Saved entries
------------------------
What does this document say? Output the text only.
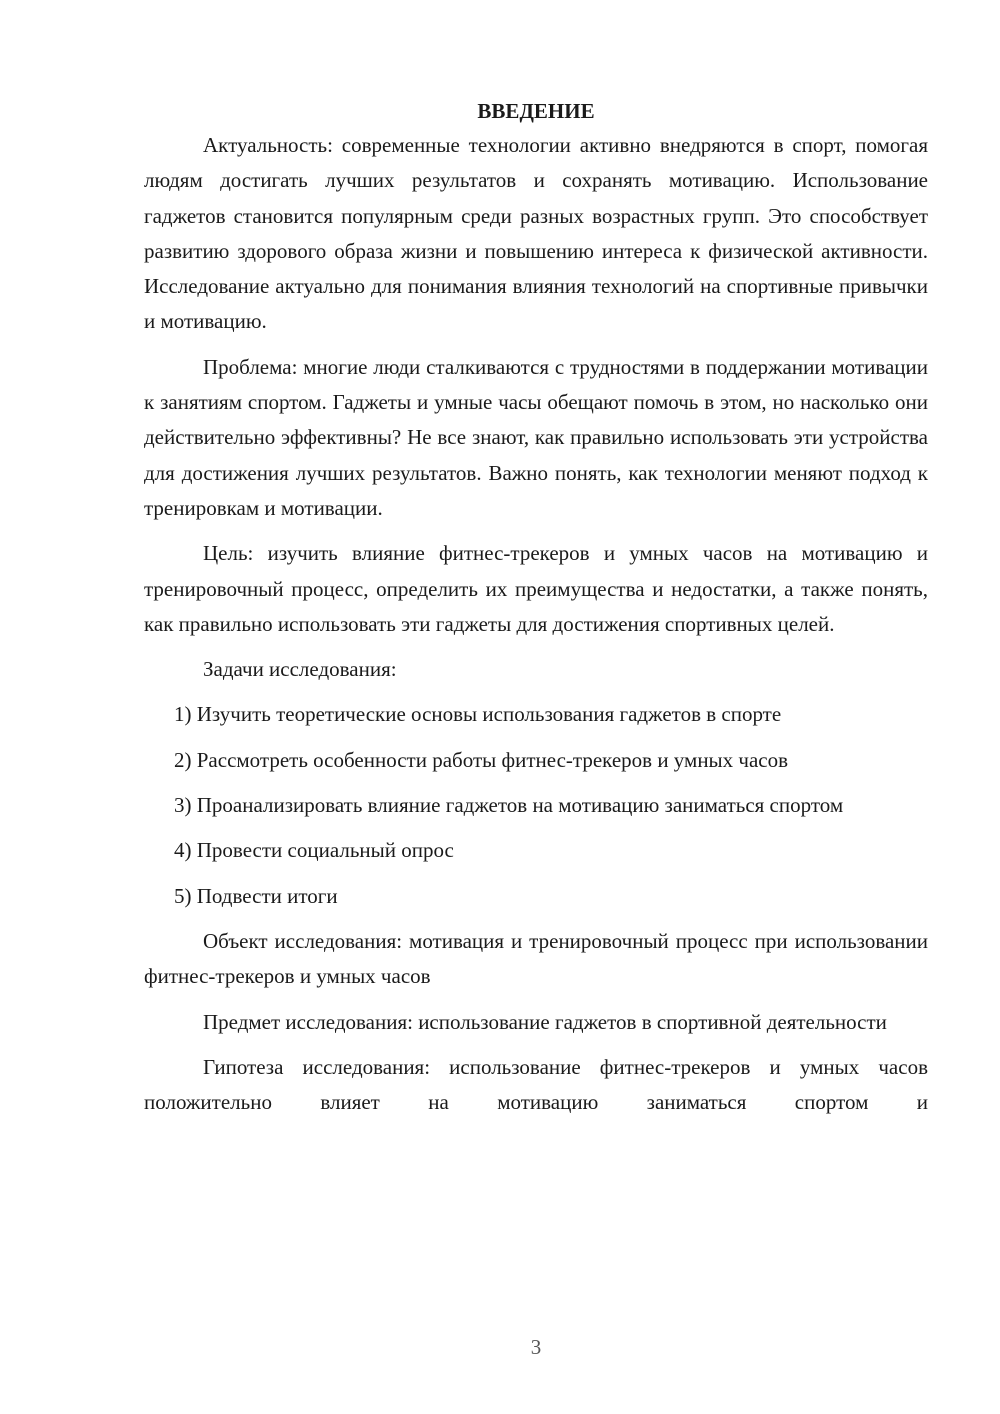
ВВЕДЕНИЕ

Актуальность: современные технологии активно внедряются в спорт, помогая людям достигать лучших результатов и сохранять мотивацию. Использование гаджетов становится популярным среди разных возрастных групп. Это способствует развитию здорового образа жизни и повышению интереса к физической активности. Исследование актуально для понимания влияния технологий на спортивные привычки и мотивацию.

Проблема: многие люди сталкиваются с трудностями в поддержании мотивации к занятиям спортом. Гаджеты и умные часы обещают помочь в этом, но насколько они действительно эффективны? Не все знают, как правильно использовать эти устройства для достижения лучших результатов. Важно понять, как технологии меняют подход к тренировкам и мотивации.

Цель: изучить влияние фитнес-трекеров и умных часов на мотивацию и тренировочный процесс, определить их преимущества и недостатки, а также понять, как правильно использовать эти гаджеты для достижения спортивных целей.

Задачи исследования:

1) Изучить теоретические основы использования гаджетов в спорте

2) Рассмотреть особенности работы фитнес-трекеров и умных часов

3) Проанализировать влияние гаджетов на мотивацию заниматься спортом

4) Провести социальный опрос

5) Подвести итоги

Объект исследования: мотивация и тренировочный процесс при использовании фитнес-трекеров и умных часов

Предмет исследования: использование гаджетов в спортивной деятельности

Гипотеза исследования: использование фитнес-трекеров и умных часов положительно влияет на мотивацию заниматься спортом и

3
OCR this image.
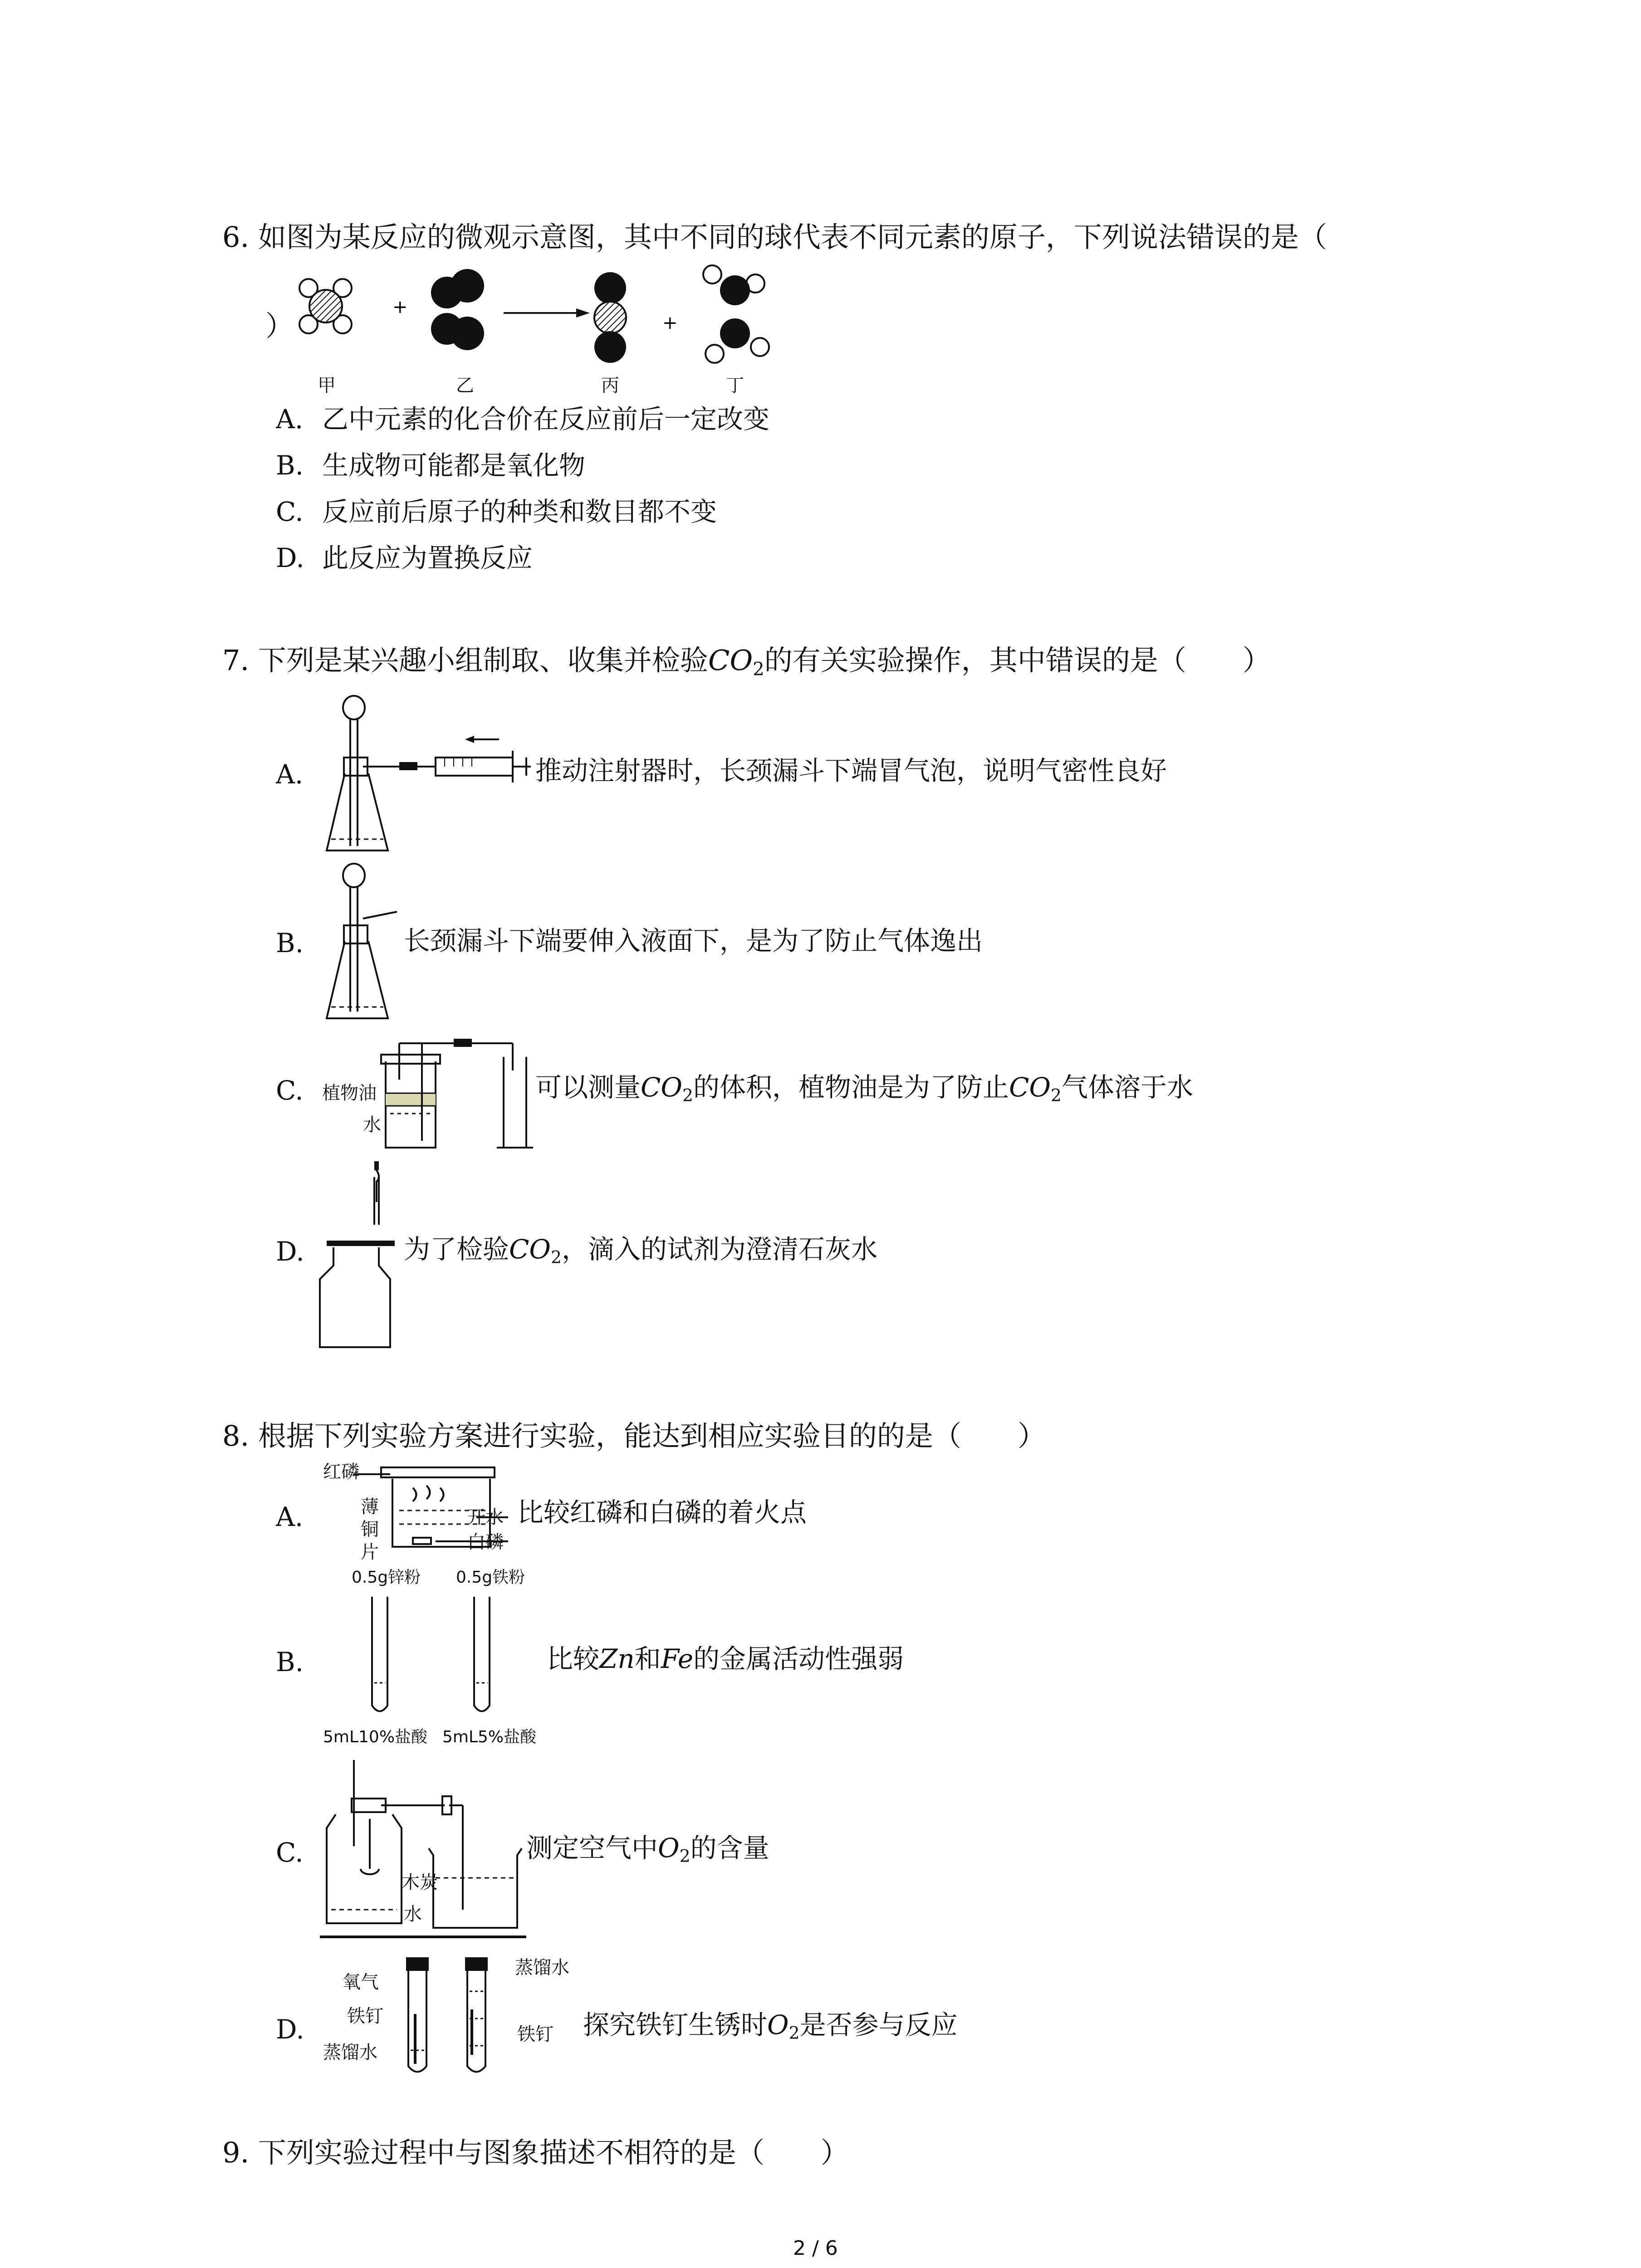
6. 如图为某反应的微观示意图，其中不同的球代表不同元素的原子，下列说法错误的是（
）
+
+
甲	乙	丙	丁
A. 乙中元素的化合价在反应前后一定改变
B. 生成物可能都是氧化物
C. 反应前后原子的种类和数目都不变
D. 此反应为置换反应
7. 下列是某兴趣小组制取、收集并检验$CO_2$的有关实验操作，其中错误的是（　　）
A.	推动注射器时，长颈漏斗下端冒气泡，说明气密性良好
B.	长颈漏斗下端要伸入液面下，是为了防止气体逸出
C. 植物油
水
可以测量$CO_2$的体积，植物油是为了防止$CO_2$气体溶于水
D.	为了检验$CO_2$，滴入的试剂为澄清石灰水
8. 根据下列实验方案进行实验，能达到相应实验目的的是（　　）
A.
红磷
薄
铜
片
开水
白磷
比较红磷和白磷的着火点
0.5g锌粉 0.5g铁粉
B.	比较Zn和Fe的金属活动性强弱
5mL10%盐酸 5mL5%盐酸
C.
木炭
水
测定空气中$O_2$的含量
D.
氧气
铁钉
蒸馏水
蒸馏水
铁钉 探究铁钉生锈时$O_2$是否参与反应
9. 下列实验过程中与图象描述不相符的是（　　）
2 / 6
------------------------
■ REQUEST ■
Copy every record character for character. Skip the pictures.

■ COMPLETED EXERCISE ■
What does this document say? Output the text only.
ВВЕДЕНИЕ

Актуальность: современные технологии активно внедряются в спорт, помогая людям достигать лучших результатов и сохранять мотивацию. Использование гаджетов становится популярным среди разных возрастных групп. Это способствует развитию здорового образа жизни и повышению интереса к физической активности. Исследование актуально для понимания влияния технологий на спортивные привычки и мотивацию.

Проблема: многие люди сталкиваются с трудностями в поддержании мотивации к занятиям спортом. Гаджеты и умные часы обещают помочь в этом, но насколько они действительно эффективны? Не все знают, как правильно использовать эти устройства для достижения лучших результатов. Важно понять, как технологии меняют подход к тренировкам и мотивации.

Цель: изучить влияние фитнес-трекеров и умных часов на мотивацию и тренировочный процесс, определить их преимущества и недостатки, а также понять, как правильно использовать эти гаджеты для достижения спортивных целей.

Задачи исследования:

1) Изучить теоретические основы использования гаджетов в спорте

2) Рассмотреть особенности работы фитнес-трекеров и умных часов

3) Проанализировать влияние гаджетов на мотивацию заниматься спортом

4) Провести социальный опрос

5) Подвести итоги

Объект исследования: мотивация и тренировочный процесс при использовании фитнес-трекеров и умных часов

Предмет исследования: использование гаджетов в спортивной деятельности

Гипотеза исследования: использование фитнес-трекеров и умных часов положительно влияет на мотивацию заниматься спортом и

3
OCR this image.
6. 如图为某反应的微观示意图，其中不同的球代表不同元素的原子，下列说法错误的是（
）
+
+
甲	乙	丙	丁
A. 乙中元素的化合价在反应前后一定改变
B. 生成物可能都是氧化物
C. 反应前后原子的种类和数目都不变
D. 此反应为置换反应
7. 下列是某兴趣小组制取、收集并检验$CO_2$的有关实验操作，其中错误的是（　　）
A.	推动注射器时，长颈漏斗下端冒气泡，说明气密性良好
B.	长颈漏斗下端要伸入液面下，是为了防止气体逸出
C. 植物油
水
可以测量$CO_2$的体积，植物油是为了防止$CO_2$气体溶于水
D.	为了检验$CO_2$，滴入的试剂为澄清石灰水
8. 根据下列实验方案进行实验，能达到相应实验目的的是（　　）
A.
红磷
薄
铜
片
开水
白磷
比较红磷和白磷的着火点
0.5g锌粉 0.5g铁粉
B.	比较Zn和Fe的金属活动性强弱
5mL10%盐酸 5mL5%盐酸
C.
木炭
水
测定空气中$O_2$的含量
D.
氧气
铁钉
蒸馏水
蒸馏水
铁钉 探究铁钉生锈时$O_2$是否参与反应
9. 下列实验过程中与图象描述不相符的是（　　）
2 / 6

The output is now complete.